[Stored records]

'''

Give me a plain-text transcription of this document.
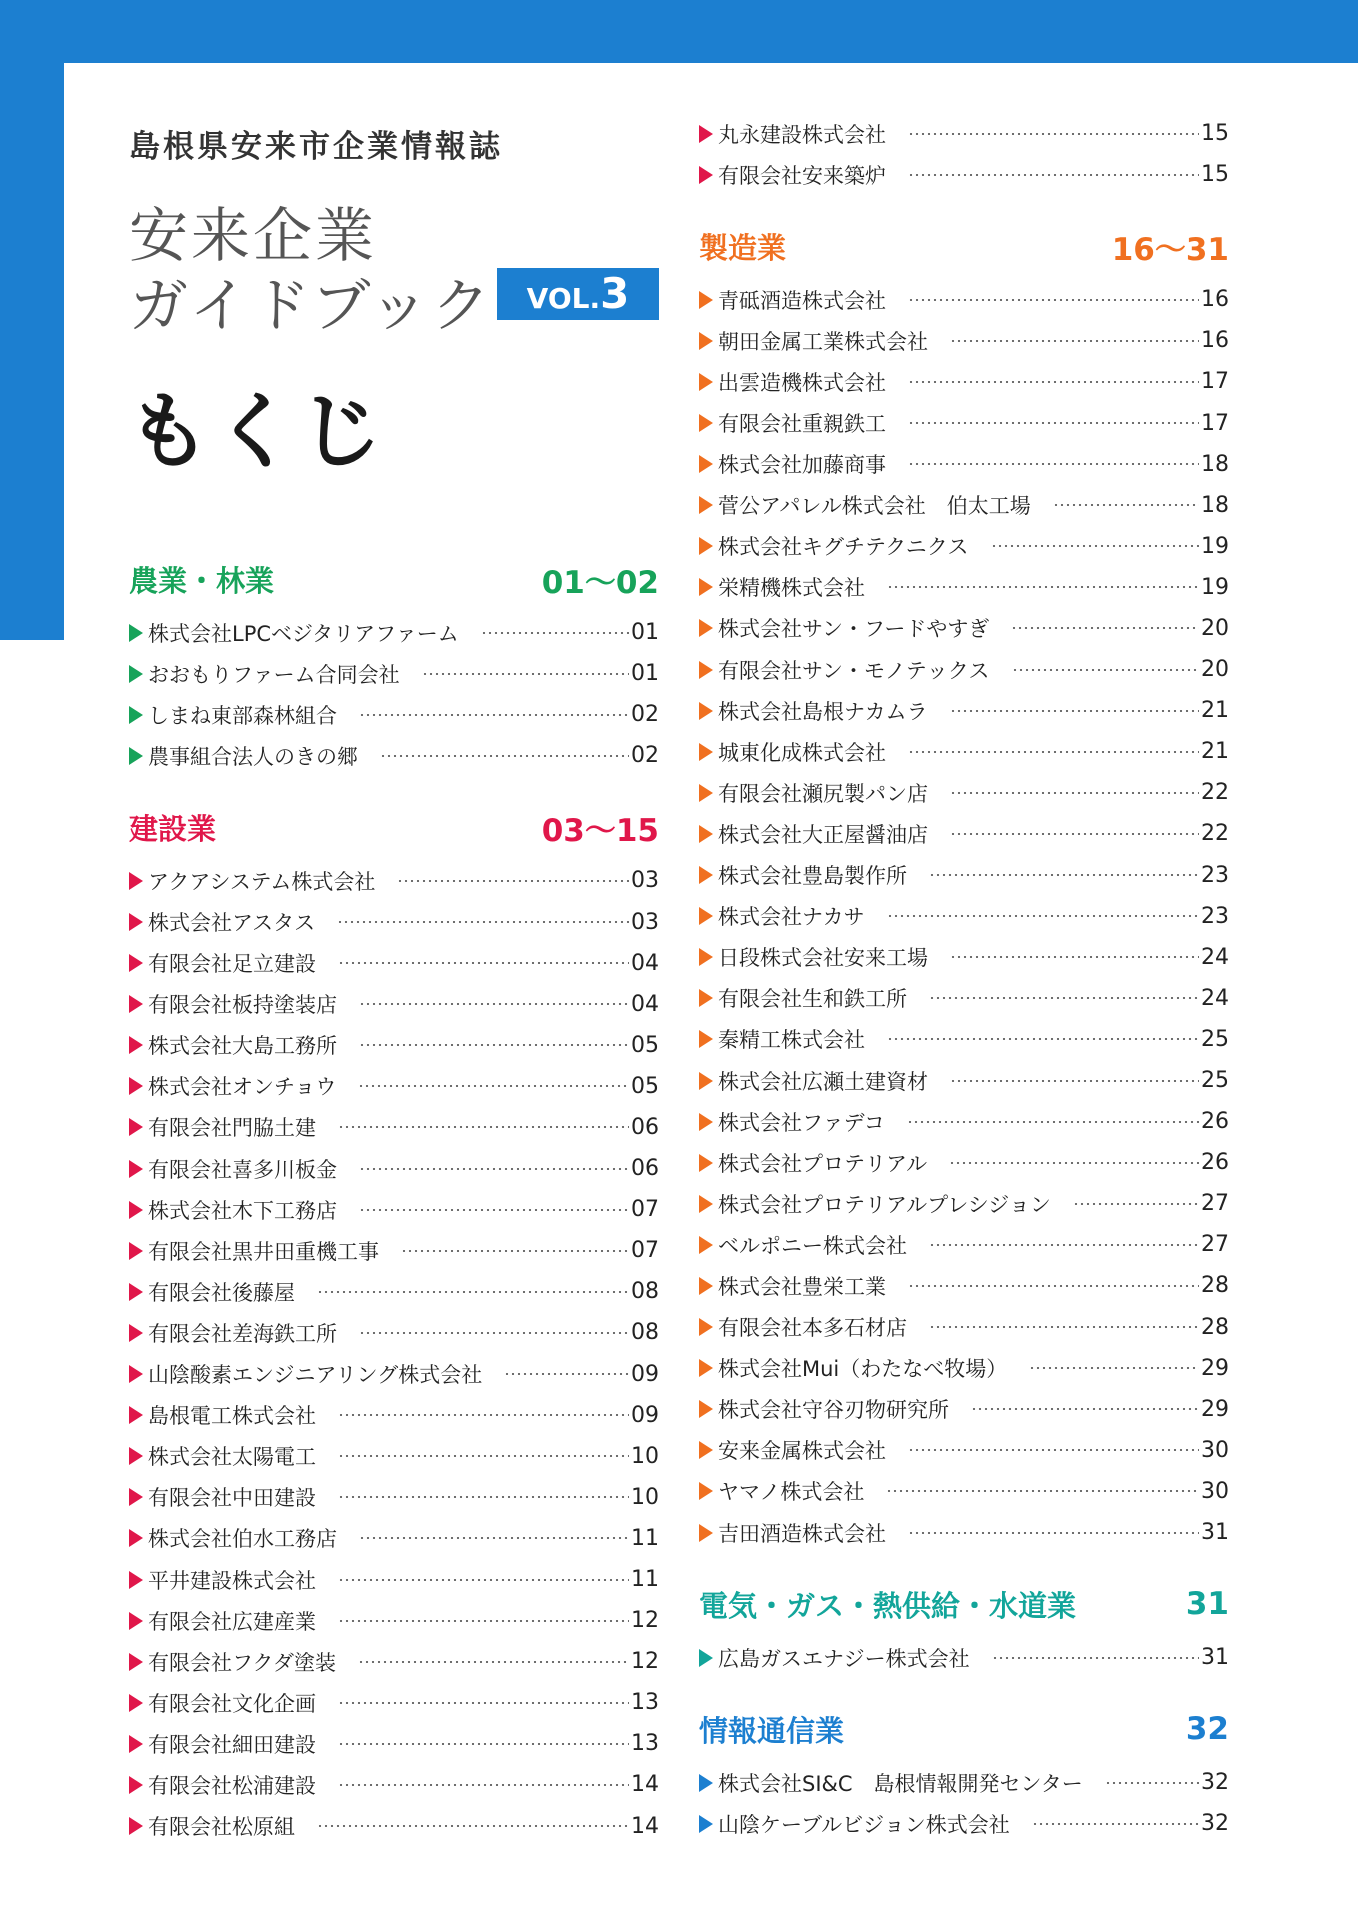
島根県安来市企業情報誌
安来企業
ガイドブック	VOL.3
もくじ
農業・林業	01〜02
株式会社LPCベジタリアファーム	01
おおもりファーム合同会社	01
しまね東部森林組合	02
農事組合法人のきの郷	02
建設業	03〜15
アクアシステム株式会社	03
株式会社アスタス	03
有限会社足立建設	04
有限会社板持塗装店	04
株式会社大島工務所	05
株式会社オンチョウ	05
有限会社門脇土建	06
有限会社喜多川板金	06
株式会社木下工務店	07
有限会社黒井田重機工事	07
有限会社後藤屋	08
有限会社差海鉄工所	08
山陰酸素エンジニアリング株式会社	09
島根電工株式会社	09
株式会社太陽電工	10
有限会社中田建設	10
株式会社伯水工務店	11
平井建設株式会社	11
有限会社広建産業	12
有限会社フクダ塗装	12
有限会社文化企画	13
有限会社細田建設	13
有限会社松浦建設	14
有限会社松原組	14
丸永建設株式会社	15
有限会社安来築炉	15
製造業	16〜31
青砥酒造株式会社	16
朝田金属工業株式会社	16
出雲造機株式会社	17
有限会社重親鉄工	17
株式会社加藤商事	18
菅公アパレル株式会社　伯太工場	18
株式会社キグチテクニクス	19
栄精機株式会社	19
株式会社サン・フードやすぎ	20
有限会社サン・モノテックス	20
株式会社島根ナカムラ	21
城東化成株式会社	21
有限会社瀬尻製パン店	22
株式会社大正屋醤油店	22
株式会社豊島製作所	23
株式会社ナカサ	23
日段株式会社安来工場	24
有限会社生和鉄工所	24
秦精工株式会社	25
株式会社広瀬土建資材	25
株式会社ファデコ	26
株式会社プロテリアル	26
株式会社プロテリアルプレシジョン	27
ベルポニー株式会社	27
株式会社豊栄工業	28
有限会社本多石材店	28
株式会社Mui（わたなべ牧場）	29
株式会社守谷刃物研究所	29
安来金属株式会社	30
ヤマノ株式会社	30
吉田酒造株式会社	31
電気・ガス・熱供給・水道業	31
広島ガスエナジー株式会社	31
情報通信業	32
株式会社SI&C　島根情報開発センター	32
山陰ケーブルビジョン株式会社	32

'''

Write out all the entries again, word for word, and print no images.

Give me a plain-text transcription of this document.
島根県安来市企業情報誌
安来企業
ガイドブック	VOL.3
もくじ
農業・林業	01〜02
株式会社LPCベジタリアファーム	01
おおもりファーム合同会社	01
しまね東部森林組合	02
農事組合法人のきの郷	02
建設業	03〜15
アクアシステム株式会社	03
株式会社アスタス	03
有限会社足立建設	04
有限会社板持塗装店	04
株式会社大島工務所	05
株式会社オンチョウ	05
有限会社門脇土建	06
有限会社喜多川板金	06
株式会社木下工務店	07
有限会社黒井田重機工事	07
有限会社後藤屋	08
有限会社差海鉄工所	08
山陰酸素エンジニアリング株式会社	09
島根電工株式会社	09
株式会社太陽電工	10
有限会社中田建設	10
株式会社伯水工務店	11
平井建設株式会社	11
有限会社広建産業	12
有限会社フクダ塗装	12
有限会社文化企画	13
有限会社細田建設	13
有限会社松浦建設	14
有限会社松原組	14
丸永建設株式会社	15
有限会社安来築炉	15
製造業	16〜31
青砥酒造株式会社	16
朝田金属工業株式会社	16
出雲造機株式会社	17
有限会社重親鉄工	17
株式会社加藤商事	18
菅公アパレル株式会社　伯太工場	18
株式会社キグチテクニクス	19
栄精機株式会社	19
株式会社サン・フードやすぎ	20
有限会社サン・モノテックス	20
株式会社島根ナカムラ	21
城東化成株式会社	21
有限会社瀬尻製パン店	22
株式会社大正屋醤油店	22
株式会社豊島製作所	23
株式会社ナカサ	23
日段株式会社安来工場	24
有限会社生和鉄工所	24
秦精工株式会社	25
株式会社広瀬土建資材	25
株式会社ファデコ	26
株式会社プロテリアル	26
株式会社プロテリアルプレシジョン	27
ベルポニー株式会社	27
株式会社豊栄工業	28
有限会社本多石材店	28
株式会社Mui（わたなべ牧場）	29
株式会社守谷刃物研究所	29
安来金属株式会社	30
ヤマノ株式会社	30
吉田酒造株式会社	31
電気・ガス・熱供給・水道業	31
広島ガスエナジー株式会社	31
情報通信業	32
株式会社SI&C　島根情報開発センター	32
山陰ケーブルビジョン株式会社	32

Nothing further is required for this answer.